TASK REQUIREMENTS: Restate the listing that follows word for word, without its pictures.

>> BEGIN EXTRACTED ENTRIES

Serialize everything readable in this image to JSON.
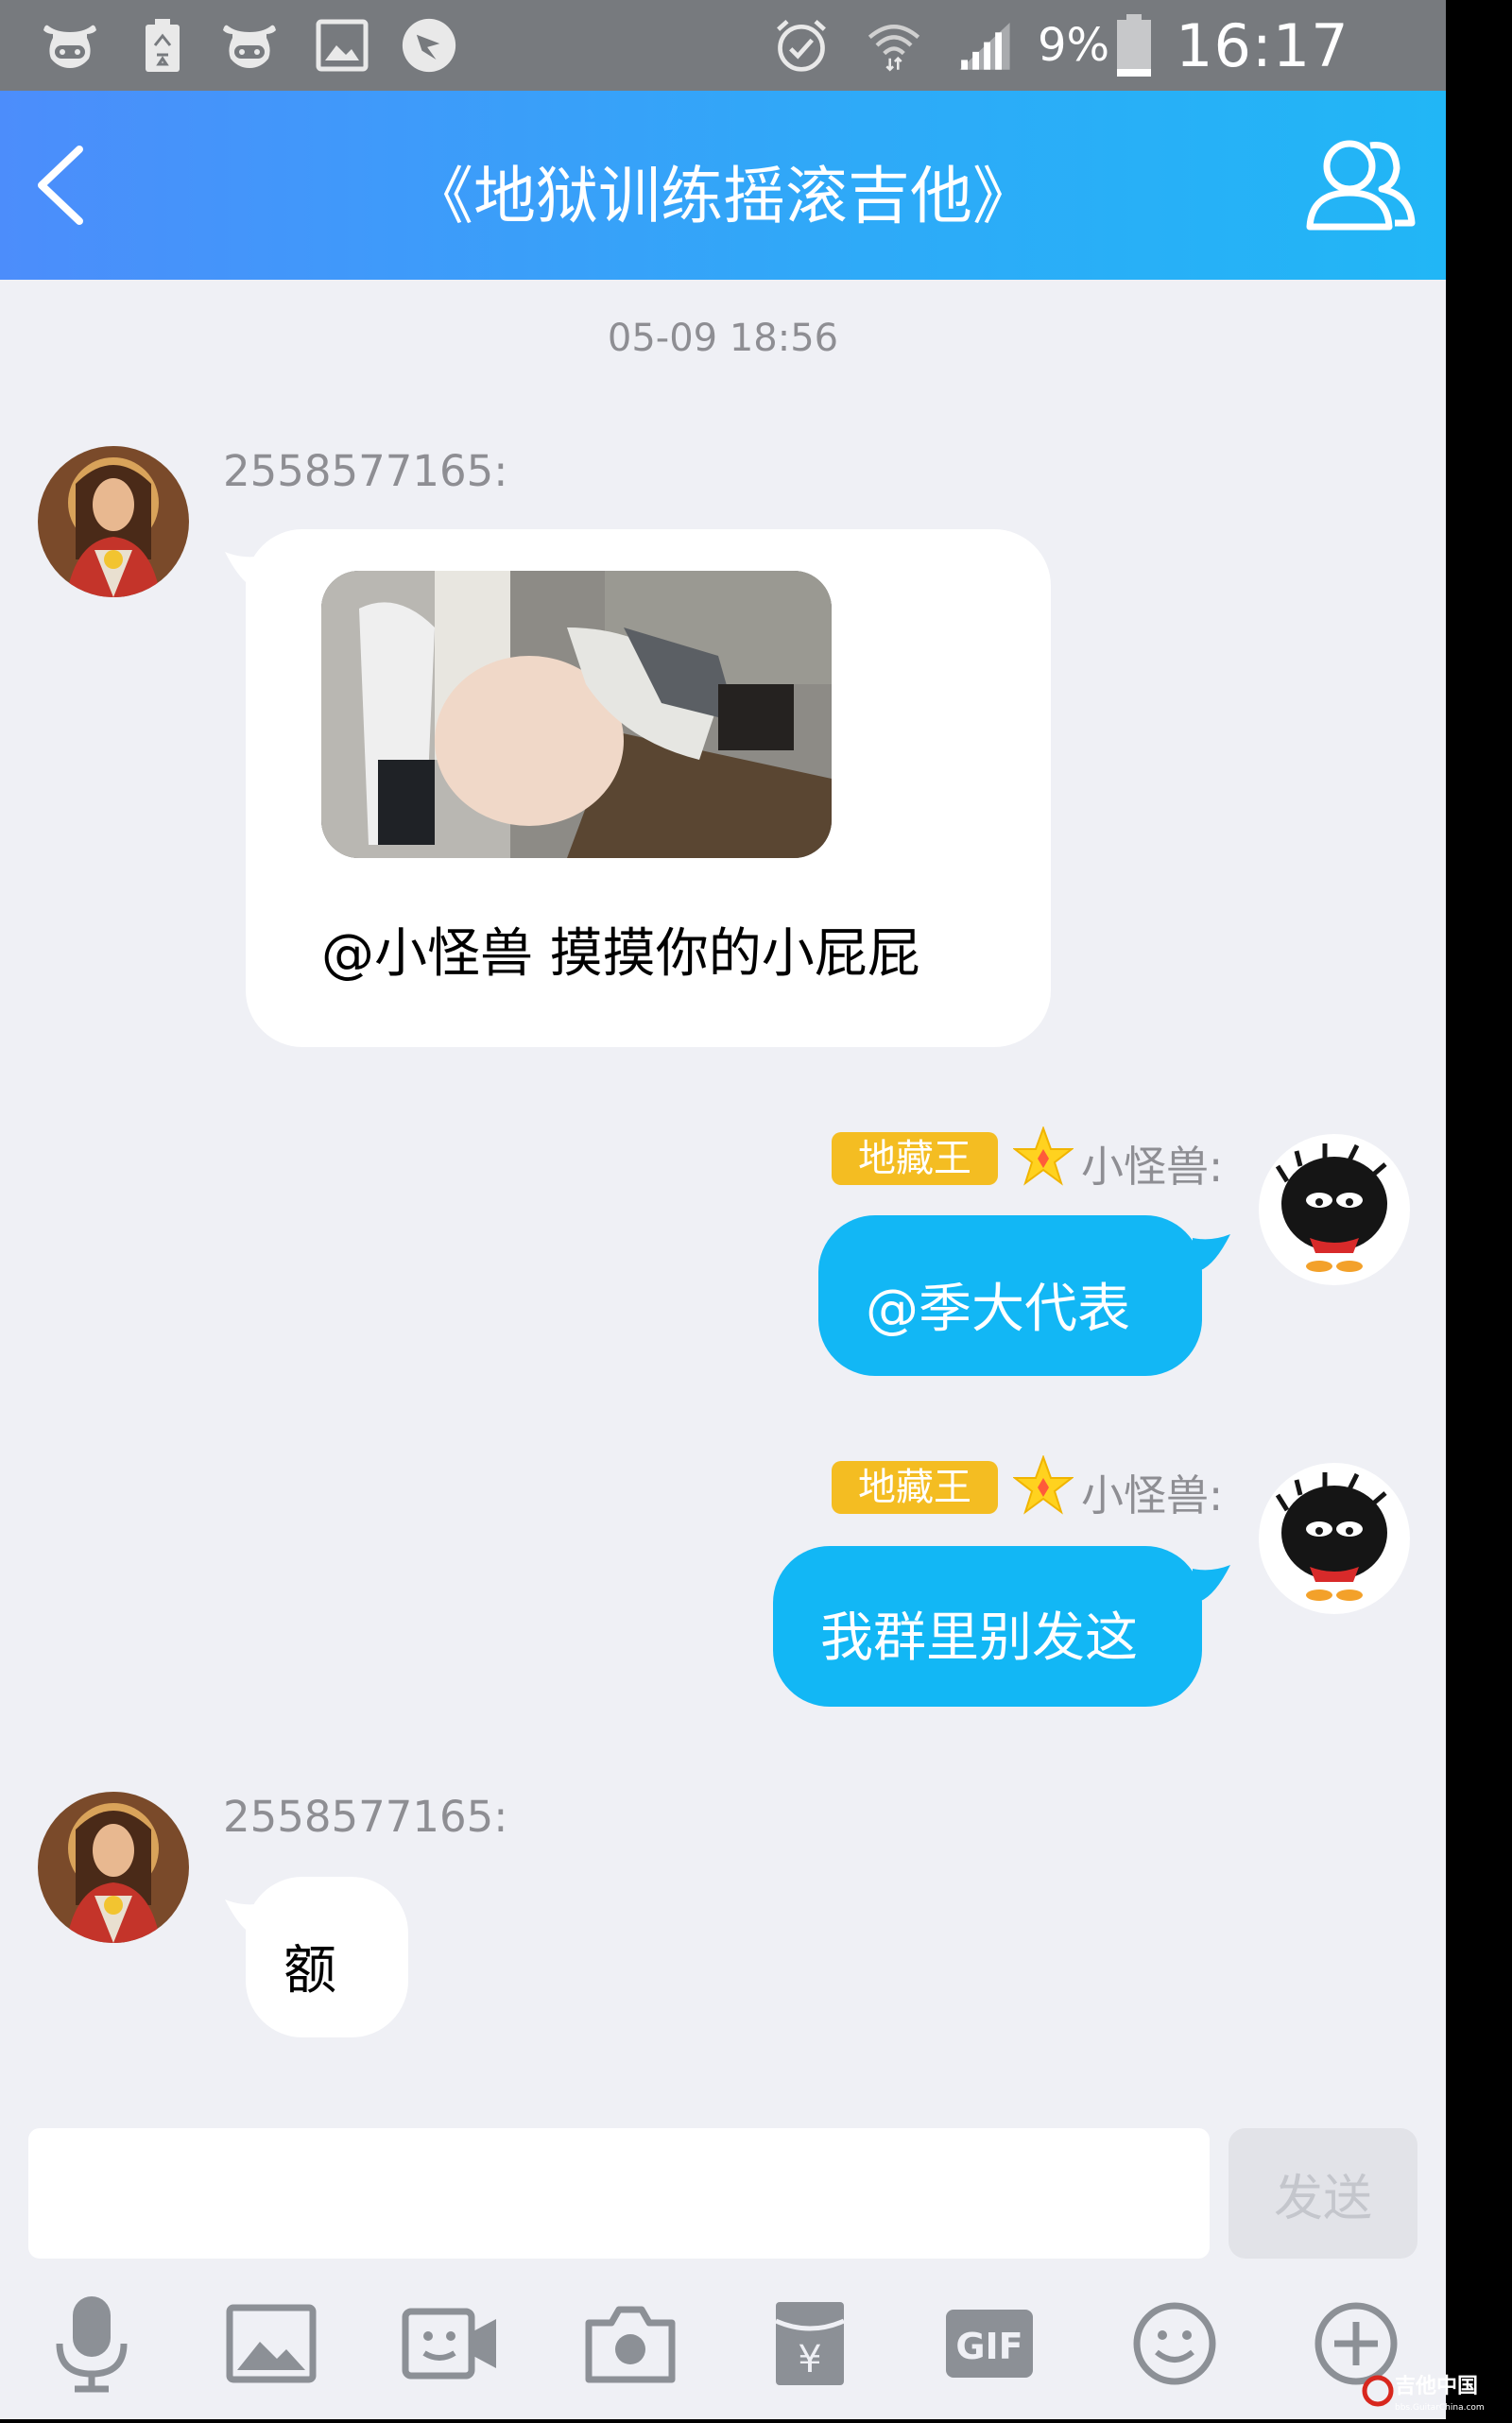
{
  "status_bar": {
    "notification_icons": [
      "cow-icon",
      "battery-saver-icon",
      "cow-icon",
      "image-icon",
      "dragonfly-icon"
    ],
    "system_icons": [
      "alarm-icon",
      "wifi-icon",
      "signal-icon",
      "battery-icon"
    ],
    "battery_percent": "9%",
    "time": "16:17"
  },
  "header": {
    "title": "《地狱训练摇滚吉他》",
    "back_icon": "chevron-left-icon",
    "members_icon": "group-members-icon"
  },
  "chat": {
    "timestamp": "05-09 18:56",
    "messages": [
      {
        "direction": "incoming",
        "sender": "2558577165:",
        "has_image": true,
        "text": "@小怪兽 摸摸你的小屁屁"
      },
      {
        "direction": "outgoing",
        "badge": "地藏王",
        "sender": "小怪兽:",
        "text": "@季大代表"
      },
      {
        "direction": "outgoing",
        "badge": "地藏王",
        "sender": "小怪兽:",
        "text": "我群里别发这"
      },
      {
        "direction": "incoming",
        "sender": "2558577165:",
        "text": "额"
      }
    ]
  },
  "composer": {
    "input_value": "",
    "send_label": "发送",
    "tools": [
      "microphone-icon",
      "image-icon",
      "video-call-icon",
      "camera-icon",
      "red-packet-icon",
      "gif-icon",
      "emoji-icon",
      "plus-icon"
    ],
    "gif_label": "GIF",
    "redpacket_label": "¥"
  },
  "watermark": {
    "text": "吉他中国",
    "subtext": "bbs.GuitarChina.com"
  },
  "colors": {
    "header_start": "#4c8dfb",
    "header_end": "#21b6f6",
    "outgoing_bubble": "#12b7f5",
    "badge": "#f4bd22",
    "background": "#eff0f5"
  }
}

>> END EXTRACTED ENTRIES

REPLY:
Serialize everything readable in this image to JSON.
{
  "status_bar": {
    "notification_icons": [
      "cow-icon",
      "battery-saver-icon",
      "cow-icon",
      "image-icon",
      "dragonfly-icon"
    ],
    "system_icons": [
      "alarm-icon",
      "wifi-icon",
      "signal-icon",
      "battery-icon"
    ],
    "battery_percent": "9%",
    "time": "16:17"
  },
  "header": {
    "title": "《地狱训练摇滚吉他》",
    "back_icon": "chevron-left-icon",
    "members_icon": "group-members-icon"
  },
  "chat": {
    "timestamp": "05-09 18:56",
    "messages": [
      {
        "direction": "incoming",
        "sender": "2558577165:",
        "has_image": true,
        "text": "@小怪兽 摸摸你的小屁屁"
      },
      {
        "direction": "outgoing",
        "badge": "地藏王",
        "sender": "小怪兽:",
        "text": "@季大代表"
      },
      {
        "direction": "outgoing",
        "badge": "地藏王",
        "sender": "小怪兽:",
        "text": "我群里别发这"
      },
      {
        "direction": "incoming",
        "sender": "2558577165:",
        "text": "额"
      }
    ]
  },
  "composer": {
    "input_value": "",
    "send_label": "发送",
    "tools": [
      "microphone-icon",
      "image-icon",
      "video-call-icon",
      "camera-icon",
      "red-packet-icon",
      "gif-icon",
      "emoji-icon",
      "plus-icon"
    ],
    "gif_label": "GIF",
    "redpacket_label": "¥"
  },
  "watermark": {
    "text": "吉他中国",
    "subtext": "bbs.GuitarChina.com"
  },
  "colors": {
    "header_start": "#4c8dfb",
    "header_end": "#21b6f6",
    "outgoing_bubble": "#12b7f5",
    "badge": "#f4bd22",
    "background": "#eff0f5"
  }
}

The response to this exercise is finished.